─── PROVIDED DATA ───
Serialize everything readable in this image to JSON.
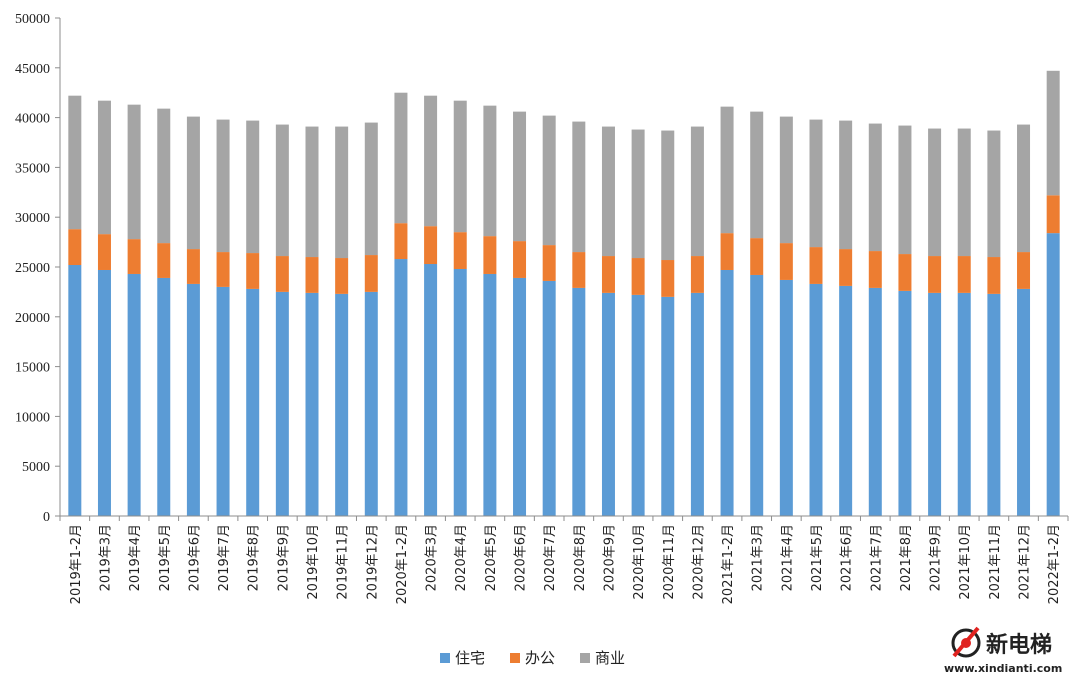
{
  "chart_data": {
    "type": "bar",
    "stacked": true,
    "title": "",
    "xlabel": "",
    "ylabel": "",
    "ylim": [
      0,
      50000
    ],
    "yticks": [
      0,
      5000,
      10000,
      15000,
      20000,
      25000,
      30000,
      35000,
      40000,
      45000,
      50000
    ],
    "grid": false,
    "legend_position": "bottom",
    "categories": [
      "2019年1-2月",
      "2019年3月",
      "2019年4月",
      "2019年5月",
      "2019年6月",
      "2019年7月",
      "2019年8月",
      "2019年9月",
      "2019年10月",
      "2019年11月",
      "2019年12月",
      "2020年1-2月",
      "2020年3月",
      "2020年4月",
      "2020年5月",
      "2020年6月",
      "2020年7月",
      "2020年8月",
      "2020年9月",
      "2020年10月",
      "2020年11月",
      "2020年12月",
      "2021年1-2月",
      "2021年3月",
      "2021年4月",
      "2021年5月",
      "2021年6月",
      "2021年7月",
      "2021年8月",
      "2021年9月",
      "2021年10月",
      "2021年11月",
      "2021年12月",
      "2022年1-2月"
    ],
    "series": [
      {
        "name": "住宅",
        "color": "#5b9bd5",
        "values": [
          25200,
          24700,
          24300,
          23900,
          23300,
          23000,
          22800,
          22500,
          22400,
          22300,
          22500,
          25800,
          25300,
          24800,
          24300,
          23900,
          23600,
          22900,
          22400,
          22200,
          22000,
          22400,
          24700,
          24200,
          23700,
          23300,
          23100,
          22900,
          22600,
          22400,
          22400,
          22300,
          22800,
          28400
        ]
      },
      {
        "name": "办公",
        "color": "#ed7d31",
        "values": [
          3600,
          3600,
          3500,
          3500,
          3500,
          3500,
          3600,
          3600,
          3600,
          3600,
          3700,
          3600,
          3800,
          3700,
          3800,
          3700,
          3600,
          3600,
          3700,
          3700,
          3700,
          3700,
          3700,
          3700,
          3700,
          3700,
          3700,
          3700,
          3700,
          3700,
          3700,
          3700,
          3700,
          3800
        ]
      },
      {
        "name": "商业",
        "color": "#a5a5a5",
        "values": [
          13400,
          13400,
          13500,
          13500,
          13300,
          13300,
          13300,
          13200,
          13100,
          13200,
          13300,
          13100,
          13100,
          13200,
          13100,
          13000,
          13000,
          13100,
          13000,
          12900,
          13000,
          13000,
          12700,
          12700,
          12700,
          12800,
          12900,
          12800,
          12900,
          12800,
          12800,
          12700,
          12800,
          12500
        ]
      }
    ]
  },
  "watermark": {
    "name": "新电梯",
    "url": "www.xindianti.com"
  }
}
───
─── PROVIDED DATA ───
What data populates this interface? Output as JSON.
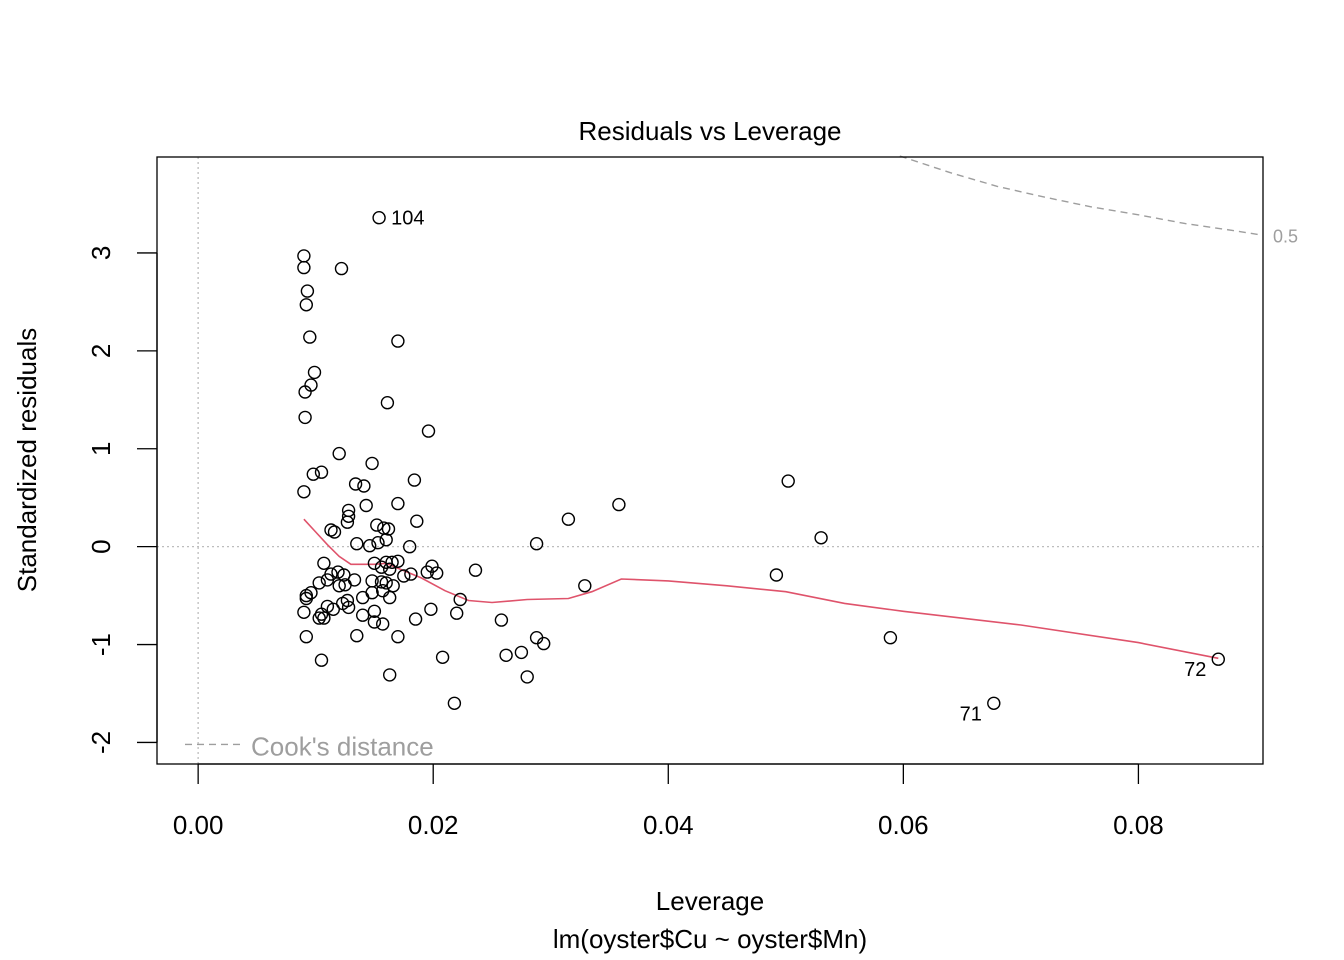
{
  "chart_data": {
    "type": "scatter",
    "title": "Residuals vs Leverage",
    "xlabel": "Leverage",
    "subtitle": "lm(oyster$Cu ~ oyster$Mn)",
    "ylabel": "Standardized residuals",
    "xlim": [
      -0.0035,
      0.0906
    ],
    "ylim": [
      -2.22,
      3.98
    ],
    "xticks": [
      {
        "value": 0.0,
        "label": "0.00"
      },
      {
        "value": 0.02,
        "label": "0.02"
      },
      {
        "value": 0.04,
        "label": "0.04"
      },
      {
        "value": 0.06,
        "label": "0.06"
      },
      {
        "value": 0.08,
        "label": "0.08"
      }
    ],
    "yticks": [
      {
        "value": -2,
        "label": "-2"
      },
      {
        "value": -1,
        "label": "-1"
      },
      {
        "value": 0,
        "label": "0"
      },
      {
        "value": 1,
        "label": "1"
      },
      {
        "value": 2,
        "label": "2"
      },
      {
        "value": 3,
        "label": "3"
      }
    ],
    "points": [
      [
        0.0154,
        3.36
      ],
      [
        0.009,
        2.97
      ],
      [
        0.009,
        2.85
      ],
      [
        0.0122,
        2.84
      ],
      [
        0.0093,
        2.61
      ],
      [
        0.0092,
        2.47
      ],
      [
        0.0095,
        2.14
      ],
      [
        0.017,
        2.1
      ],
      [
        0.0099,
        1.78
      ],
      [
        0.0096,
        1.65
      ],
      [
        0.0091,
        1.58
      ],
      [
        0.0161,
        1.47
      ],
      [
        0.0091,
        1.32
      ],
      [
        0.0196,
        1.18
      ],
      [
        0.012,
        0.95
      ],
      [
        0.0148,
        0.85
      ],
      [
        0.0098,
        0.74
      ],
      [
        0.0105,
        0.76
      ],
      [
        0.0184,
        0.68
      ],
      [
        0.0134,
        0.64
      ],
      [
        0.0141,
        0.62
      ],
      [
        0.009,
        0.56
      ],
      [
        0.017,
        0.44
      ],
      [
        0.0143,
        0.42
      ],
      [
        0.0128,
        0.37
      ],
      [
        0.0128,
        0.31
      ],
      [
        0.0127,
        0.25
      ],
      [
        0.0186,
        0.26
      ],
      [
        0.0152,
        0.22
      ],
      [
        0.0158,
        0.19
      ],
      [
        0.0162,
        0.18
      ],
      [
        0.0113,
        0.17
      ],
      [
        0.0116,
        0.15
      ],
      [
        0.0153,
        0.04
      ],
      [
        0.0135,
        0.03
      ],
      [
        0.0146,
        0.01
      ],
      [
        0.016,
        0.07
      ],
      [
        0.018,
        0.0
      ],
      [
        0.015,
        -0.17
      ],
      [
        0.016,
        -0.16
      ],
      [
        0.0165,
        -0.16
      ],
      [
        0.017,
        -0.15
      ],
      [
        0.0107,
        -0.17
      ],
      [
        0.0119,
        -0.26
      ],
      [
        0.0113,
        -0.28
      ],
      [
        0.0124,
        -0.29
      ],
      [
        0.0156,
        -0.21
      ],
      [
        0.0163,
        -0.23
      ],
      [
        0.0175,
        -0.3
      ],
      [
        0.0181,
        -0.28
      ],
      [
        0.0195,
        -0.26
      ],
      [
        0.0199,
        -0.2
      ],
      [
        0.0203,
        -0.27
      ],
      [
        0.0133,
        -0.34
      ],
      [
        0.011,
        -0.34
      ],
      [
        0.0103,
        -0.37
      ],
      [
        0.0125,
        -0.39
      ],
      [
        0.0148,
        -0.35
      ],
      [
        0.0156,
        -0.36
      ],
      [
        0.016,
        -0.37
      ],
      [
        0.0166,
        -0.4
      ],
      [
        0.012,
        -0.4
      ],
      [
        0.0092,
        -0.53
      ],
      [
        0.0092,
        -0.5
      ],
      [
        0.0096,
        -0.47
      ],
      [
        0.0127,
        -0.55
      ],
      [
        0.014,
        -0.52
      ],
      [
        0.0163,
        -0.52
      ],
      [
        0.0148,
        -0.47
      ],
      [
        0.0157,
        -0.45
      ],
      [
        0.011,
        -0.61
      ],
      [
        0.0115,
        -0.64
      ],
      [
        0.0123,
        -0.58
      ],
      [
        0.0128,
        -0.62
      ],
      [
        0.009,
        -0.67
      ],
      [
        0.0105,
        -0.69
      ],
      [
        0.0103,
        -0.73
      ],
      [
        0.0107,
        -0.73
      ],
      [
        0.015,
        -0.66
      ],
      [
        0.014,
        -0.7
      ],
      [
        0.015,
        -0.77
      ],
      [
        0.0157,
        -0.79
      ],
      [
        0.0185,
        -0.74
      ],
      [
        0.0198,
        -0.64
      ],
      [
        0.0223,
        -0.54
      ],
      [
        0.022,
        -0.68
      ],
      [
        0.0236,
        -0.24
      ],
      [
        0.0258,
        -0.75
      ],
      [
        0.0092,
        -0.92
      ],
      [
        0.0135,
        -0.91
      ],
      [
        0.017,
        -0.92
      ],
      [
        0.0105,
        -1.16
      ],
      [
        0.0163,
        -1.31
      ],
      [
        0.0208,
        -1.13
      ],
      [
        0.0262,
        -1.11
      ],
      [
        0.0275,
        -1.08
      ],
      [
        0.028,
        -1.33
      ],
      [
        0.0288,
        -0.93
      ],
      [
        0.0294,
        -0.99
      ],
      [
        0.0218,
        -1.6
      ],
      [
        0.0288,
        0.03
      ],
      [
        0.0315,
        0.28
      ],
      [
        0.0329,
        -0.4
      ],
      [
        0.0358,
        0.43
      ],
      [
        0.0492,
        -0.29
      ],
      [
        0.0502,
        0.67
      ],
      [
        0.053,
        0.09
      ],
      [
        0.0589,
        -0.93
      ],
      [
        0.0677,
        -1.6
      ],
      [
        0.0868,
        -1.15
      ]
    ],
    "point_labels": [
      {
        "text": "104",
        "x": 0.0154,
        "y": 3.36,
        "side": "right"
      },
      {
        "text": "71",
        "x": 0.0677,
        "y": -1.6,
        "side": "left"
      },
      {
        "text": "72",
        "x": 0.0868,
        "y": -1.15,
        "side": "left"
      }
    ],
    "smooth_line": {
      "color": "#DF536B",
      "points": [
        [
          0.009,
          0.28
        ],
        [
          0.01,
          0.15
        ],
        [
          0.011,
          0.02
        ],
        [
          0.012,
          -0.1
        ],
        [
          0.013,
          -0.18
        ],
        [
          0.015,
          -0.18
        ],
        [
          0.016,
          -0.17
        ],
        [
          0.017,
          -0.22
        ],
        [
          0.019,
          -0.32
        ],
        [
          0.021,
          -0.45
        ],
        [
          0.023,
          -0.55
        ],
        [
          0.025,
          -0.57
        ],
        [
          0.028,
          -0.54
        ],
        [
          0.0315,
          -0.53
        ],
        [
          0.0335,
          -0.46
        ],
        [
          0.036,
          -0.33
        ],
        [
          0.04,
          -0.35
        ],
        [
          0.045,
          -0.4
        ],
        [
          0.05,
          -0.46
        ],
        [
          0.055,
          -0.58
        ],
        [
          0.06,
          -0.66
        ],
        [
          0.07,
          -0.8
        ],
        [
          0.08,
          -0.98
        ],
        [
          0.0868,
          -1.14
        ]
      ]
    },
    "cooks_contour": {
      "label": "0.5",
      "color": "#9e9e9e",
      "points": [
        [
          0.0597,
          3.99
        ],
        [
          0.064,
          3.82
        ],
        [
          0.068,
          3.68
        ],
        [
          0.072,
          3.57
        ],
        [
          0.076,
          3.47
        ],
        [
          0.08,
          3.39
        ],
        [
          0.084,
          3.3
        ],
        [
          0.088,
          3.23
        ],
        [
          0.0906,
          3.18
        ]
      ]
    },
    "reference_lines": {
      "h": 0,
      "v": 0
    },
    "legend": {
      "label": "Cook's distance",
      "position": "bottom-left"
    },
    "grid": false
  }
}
───
▸ SET PROBLEM
Pull out all lines in the data above that include "this".

▸ FULL SOLUTION
Serialize everything readable in this image to JSON.
What data populates this interface? Output as JSON.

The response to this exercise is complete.